* **OBJECTIVE**: Collect each line of the entries that holds the string "title".

* **DATA SUPPLIED**:
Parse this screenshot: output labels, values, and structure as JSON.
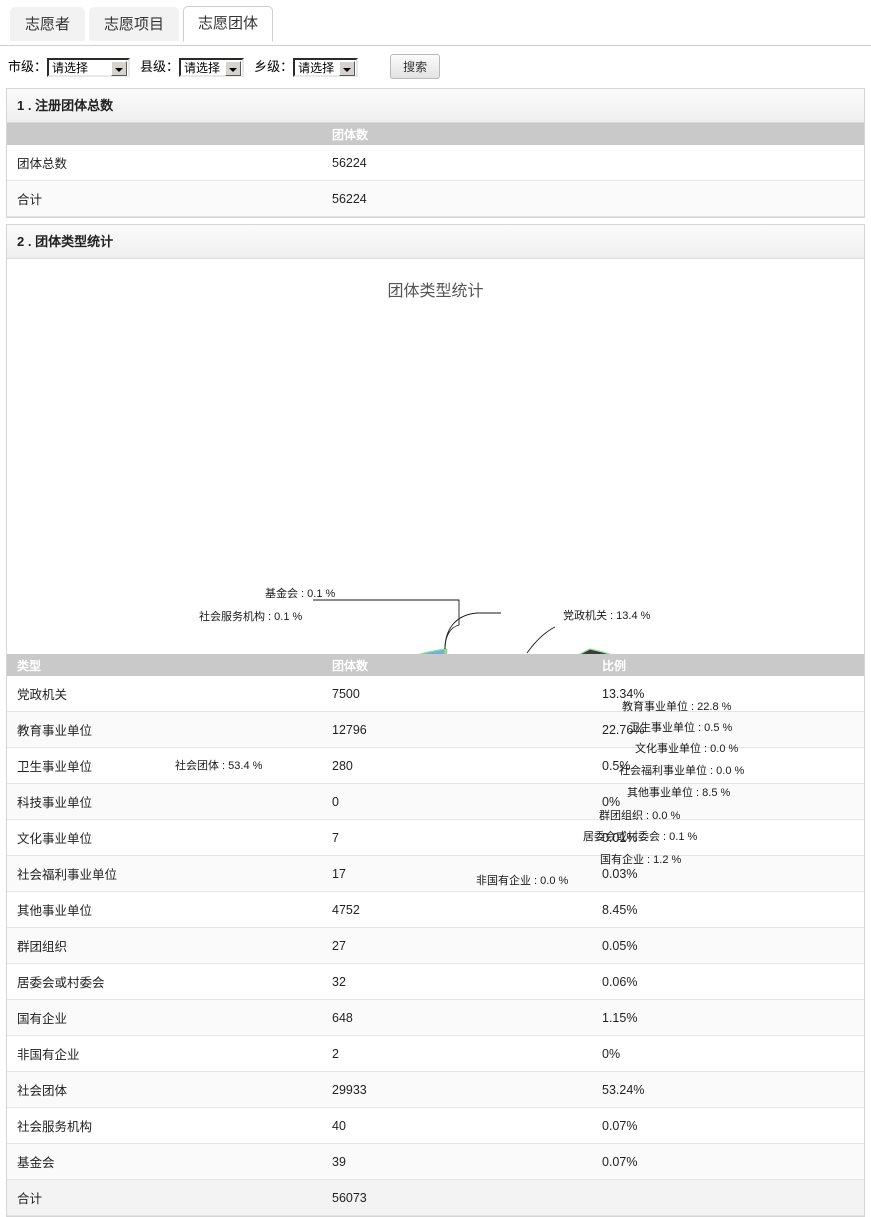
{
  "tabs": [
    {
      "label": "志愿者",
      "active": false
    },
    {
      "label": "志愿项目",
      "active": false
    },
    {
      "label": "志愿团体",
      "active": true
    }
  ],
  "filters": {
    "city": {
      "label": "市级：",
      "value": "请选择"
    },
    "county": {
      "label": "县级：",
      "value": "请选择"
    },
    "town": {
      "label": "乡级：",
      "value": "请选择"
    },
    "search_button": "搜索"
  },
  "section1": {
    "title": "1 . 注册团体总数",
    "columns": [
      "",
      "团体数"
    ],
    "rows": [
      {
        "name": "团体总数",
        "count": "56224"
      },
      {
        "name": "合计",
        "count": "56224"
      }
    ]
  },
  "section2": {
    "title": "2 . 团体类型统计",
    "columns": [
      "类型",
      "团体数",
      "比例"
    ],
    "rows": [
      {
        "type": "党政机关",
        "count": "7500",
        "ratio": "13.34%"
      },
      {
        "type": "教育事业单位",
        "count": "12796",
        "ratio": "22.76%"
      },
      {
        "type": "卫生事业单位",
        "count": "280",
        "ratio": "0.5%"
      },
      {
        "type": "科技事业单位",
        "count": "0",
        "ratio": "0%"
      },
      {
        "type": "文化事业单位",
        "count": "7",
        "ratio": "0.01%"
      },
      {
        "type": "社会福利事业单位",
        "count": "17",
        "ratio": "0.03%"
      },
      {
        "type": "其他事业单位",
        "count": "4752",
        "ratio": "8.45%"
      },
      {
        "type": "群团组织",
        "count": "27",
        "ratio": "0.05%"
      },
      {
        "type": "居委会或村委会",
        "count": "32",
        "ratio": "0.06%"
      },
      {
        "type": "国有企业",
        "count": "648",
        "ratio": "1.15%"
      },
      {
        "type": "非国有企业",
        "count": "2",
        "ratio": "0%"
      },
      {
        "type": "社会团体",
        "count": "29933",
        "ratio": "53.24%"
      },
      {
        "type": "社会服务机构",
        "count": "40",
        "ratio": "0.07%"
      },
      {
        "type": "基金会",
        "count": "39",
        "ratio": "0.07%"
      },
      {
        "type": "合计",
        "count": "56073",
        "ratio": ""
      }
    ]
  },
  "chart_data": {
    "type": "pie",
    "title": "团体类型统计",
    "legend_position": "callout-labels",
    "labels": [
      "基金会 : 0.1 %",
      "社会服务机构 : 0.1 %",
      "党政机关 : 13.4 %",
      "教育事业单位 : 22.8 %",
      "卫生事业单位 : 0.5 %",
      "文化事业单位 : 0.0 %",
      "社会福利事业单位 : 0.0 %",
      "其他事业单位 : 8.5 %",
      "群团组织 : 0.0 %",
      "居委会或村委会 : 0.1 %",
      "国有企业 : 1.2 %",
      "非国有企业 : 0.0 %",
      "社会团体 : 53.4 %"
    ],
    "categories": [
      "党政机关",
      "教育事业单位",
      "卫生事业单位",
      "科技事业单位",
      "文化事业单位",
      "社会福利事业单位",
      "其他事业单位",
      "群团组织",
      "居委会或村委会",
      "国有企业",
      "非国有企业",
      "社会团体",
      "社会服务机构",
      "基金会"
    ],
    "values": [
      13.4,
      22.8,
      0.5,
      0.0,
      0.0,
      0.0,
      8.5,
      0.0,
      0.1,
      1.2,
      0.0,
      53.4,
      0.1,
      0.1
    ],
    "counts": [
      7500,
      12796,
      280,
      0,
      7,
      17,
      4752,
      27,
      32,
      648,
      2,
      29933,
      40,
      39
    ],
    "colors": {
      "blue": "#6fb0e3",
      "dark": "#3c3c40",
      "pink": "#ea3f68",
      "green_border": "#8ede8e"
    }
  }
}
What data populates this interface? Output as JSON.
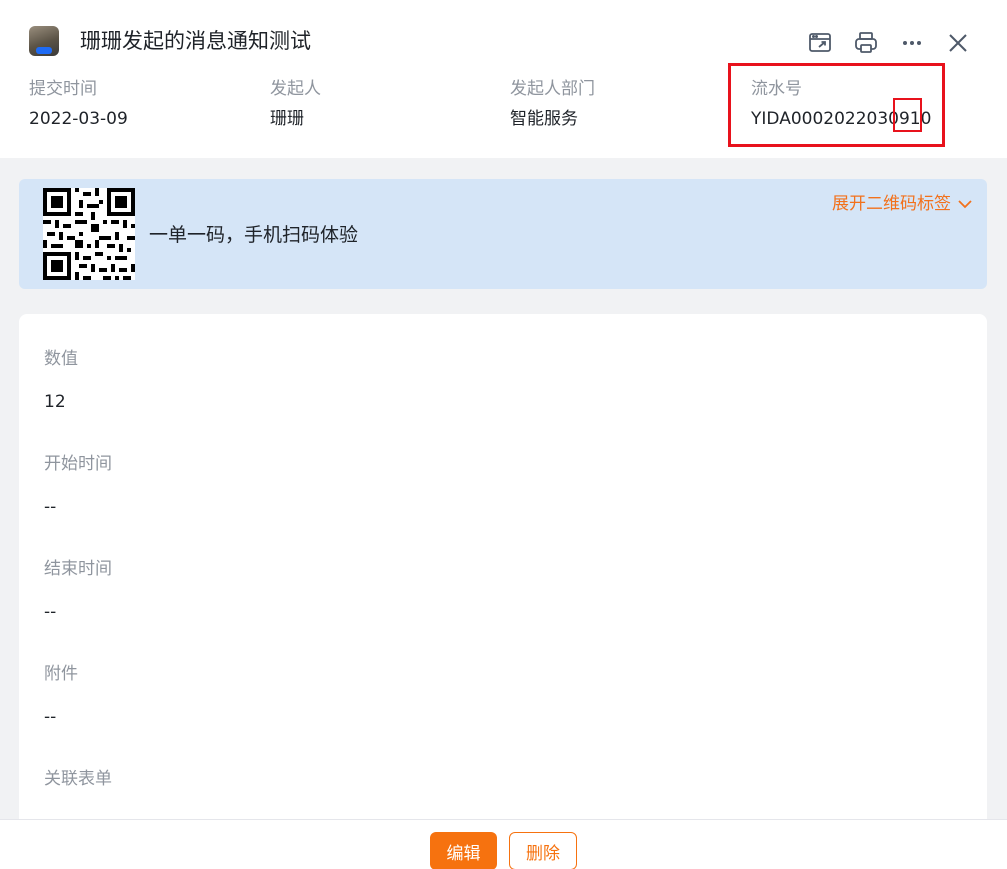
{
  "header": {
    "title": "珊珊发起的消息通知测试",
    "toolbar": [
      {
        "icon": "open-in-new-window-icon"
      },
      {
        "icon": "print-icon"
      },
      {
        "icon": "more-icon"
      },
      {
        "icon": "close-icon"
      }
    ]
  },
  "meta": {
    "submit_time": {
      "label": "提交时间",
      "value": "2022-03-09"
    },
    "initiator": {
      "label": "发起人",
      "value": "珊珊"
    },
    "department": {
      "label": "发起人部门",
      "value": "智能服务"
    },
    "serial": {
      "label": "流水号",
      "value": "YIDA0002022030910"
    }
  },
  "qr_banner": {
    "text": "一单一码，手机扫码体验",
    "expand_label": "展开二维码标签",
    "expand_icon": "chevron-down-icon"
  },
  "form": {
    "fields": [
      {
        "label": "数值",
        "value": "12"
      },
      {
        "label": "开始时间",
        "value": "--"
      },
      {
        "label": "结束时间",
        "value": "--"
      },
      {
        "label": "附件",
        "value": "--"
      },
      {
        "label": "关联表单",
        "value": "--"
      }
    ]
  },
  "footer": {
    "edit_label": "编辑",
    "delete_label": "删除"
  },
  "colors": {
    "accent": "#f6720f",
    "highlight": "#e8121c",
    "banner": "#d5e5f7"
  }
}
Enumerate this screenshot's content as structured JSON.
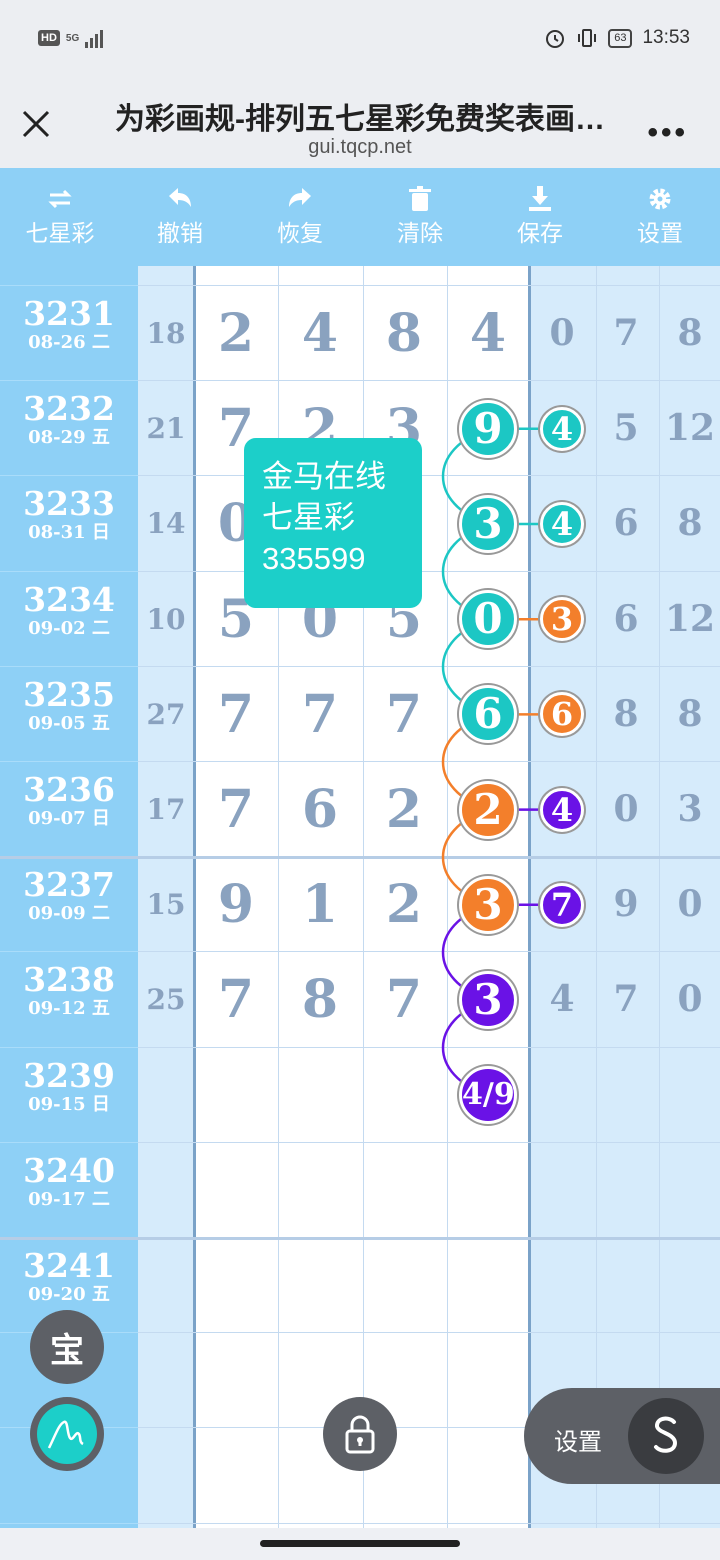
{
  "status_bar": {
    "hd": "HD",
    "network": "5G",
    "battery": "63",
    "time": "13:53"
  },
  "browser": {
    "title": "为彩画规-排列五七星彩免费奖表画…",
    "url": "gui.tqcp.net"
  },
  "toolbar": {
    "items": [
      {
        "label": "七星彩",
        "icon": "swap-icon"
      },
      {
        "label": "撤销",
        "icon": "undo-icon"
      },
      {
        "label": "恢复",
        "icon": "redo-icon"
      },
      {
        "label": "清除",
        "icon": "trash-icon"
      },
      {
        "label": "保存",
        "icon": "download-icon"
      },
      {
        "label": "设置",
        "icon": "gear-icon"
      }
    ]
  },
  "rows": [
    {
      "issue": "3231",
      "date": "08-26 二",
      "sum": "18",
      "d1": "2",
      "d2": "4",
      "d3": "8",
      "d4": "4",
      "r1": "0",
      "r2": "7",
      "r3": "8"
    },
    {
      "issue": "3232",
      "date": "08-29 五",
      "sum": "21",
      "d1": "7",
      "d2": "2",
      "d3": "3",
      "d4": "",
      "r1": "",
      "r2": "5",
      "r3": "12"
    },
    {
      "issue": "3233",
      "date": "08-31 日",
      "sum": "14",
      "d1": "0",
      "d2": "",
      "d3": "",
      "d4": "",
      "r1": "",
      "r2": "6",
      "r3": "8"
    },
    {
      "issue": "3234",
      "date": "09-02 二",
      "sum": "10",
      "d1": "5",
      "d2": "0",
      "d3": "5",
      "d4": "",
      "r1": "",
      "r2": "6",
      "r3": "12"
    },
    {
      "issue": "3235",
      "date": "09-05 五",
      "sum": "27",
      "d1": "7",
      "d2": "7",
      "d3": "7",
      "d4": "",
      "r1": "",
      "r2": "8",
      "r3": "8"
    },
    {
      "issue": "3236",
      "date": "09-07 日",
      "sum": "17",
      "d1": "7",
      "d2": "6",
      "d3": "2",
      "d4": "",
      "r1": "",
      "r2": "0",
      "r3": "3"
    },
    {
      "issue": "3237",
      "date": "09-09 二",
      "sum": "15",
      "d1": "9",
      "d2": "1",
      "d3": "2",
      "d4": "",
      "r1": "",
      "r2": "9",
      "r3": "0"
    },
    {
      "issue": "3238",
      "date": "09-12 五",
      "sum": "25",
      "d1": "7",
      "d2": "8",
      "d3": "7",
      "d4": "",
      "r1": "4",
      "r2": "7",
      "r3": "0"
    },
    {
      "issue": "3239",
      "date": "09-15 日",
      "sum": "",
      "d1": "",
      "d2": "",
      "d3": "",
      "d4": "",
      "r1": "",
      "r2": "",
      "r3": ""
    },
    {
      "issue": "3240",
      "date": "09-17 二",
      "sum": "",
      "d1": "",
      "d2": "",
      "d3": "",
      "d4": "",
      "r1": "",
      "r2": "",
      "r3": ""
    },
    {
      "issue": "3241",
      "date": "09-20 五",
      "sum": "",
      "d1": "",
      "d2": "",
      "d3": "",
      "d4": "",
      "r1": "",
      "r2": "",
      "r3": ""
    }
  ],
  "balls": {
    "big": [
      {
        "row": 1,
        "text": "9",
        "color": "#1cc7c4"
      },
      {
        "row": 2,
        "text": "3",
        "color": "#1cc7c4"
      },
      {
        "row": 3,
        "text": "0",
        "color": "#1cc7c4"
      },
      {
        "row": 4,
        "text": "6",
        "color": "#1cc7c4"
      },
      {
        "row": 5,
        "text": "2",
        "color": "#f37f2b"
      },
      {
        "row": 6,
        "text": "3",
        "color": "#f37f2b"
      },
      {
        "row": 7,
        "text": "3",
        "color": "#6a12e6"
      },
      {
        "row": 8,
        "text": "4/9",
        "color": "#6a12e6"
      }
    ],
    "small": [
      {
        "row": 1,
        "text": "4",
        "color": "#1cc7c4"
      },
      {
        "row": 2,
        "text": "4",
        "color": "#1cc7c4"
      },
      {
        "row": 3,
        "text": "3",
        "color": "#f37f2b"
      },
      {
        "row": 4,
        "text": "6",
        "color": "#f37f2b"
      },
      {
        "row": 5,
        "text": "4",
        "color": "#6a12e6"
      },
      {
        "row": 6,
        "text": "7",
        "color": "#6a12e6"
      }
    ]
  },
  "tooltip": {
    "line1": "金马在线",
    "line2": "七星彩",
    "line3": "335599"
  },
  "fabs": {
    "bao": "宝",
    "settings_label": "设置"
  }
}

* **EXERCISE ANSWER**:
    "title": "1 . 注册团体总数",
    "title": "2 . 团体类型统计",
    "title": "团体类型统计",
    "title": "珊珊发起的消息通知测试",
    "title": "为彩画规-排列五七星彩免费奖表画…",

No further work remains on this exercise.